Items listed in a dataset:
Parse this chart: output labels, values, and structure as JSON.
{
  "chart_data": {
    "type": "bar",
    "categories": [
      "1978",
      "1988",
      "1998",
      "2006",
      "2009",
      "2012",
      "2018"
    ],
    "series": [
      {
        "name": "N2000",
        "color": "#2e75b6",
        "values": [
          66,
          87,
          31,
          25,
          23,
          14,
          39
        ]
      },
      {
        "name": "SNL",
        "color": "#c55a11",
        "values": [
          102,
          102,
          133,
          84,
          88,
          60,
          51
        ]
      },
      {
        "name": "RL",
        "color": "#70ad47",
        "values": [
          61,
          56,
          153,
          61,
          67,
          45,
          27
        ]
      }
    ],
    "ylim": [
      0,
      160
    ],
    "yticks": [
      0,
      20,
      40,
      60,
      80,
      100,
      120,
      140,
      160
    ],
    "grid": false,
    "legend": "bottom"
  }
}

**Work to be completed**
Print out all the entries precisely as written.

**Exercise response**
Parse this chart: output labels, values, and structure as JSON.
{
  "chart_data": {
    "type": "bar",
    "categories": [
      "1978",
      "1988",
      "1998",
      "2006",
      "2009",
      "2012",
      "2018"
    ],
    "series": [
      {
        "name": "N2000",
        "color": "#2e75b6",
        "values": [
          66,
          87,
          31,
          25,
          23,
          14,
          39
        ]
      },
      {
        "name": "SNL",
        "color": "#c55a11",
        "values": [
          102,
          102,
          133,
          84,
          88,
          60,
          51
        ]
      },
      {
        "name": "RL",
        "color": "#70ad47",
        "values": [
          61,
          56,
          153,
          61,
          67,
          45,
          27
        ]
      }
    ],
    "ylim": [
      0,
      160
    ],
    "yticks": [
      0,
      20,
      40,
      60,
      80,
      100,
      120,
      140,
      160
    ],
    "grid": false,
    "legend": "bottom"
  }
}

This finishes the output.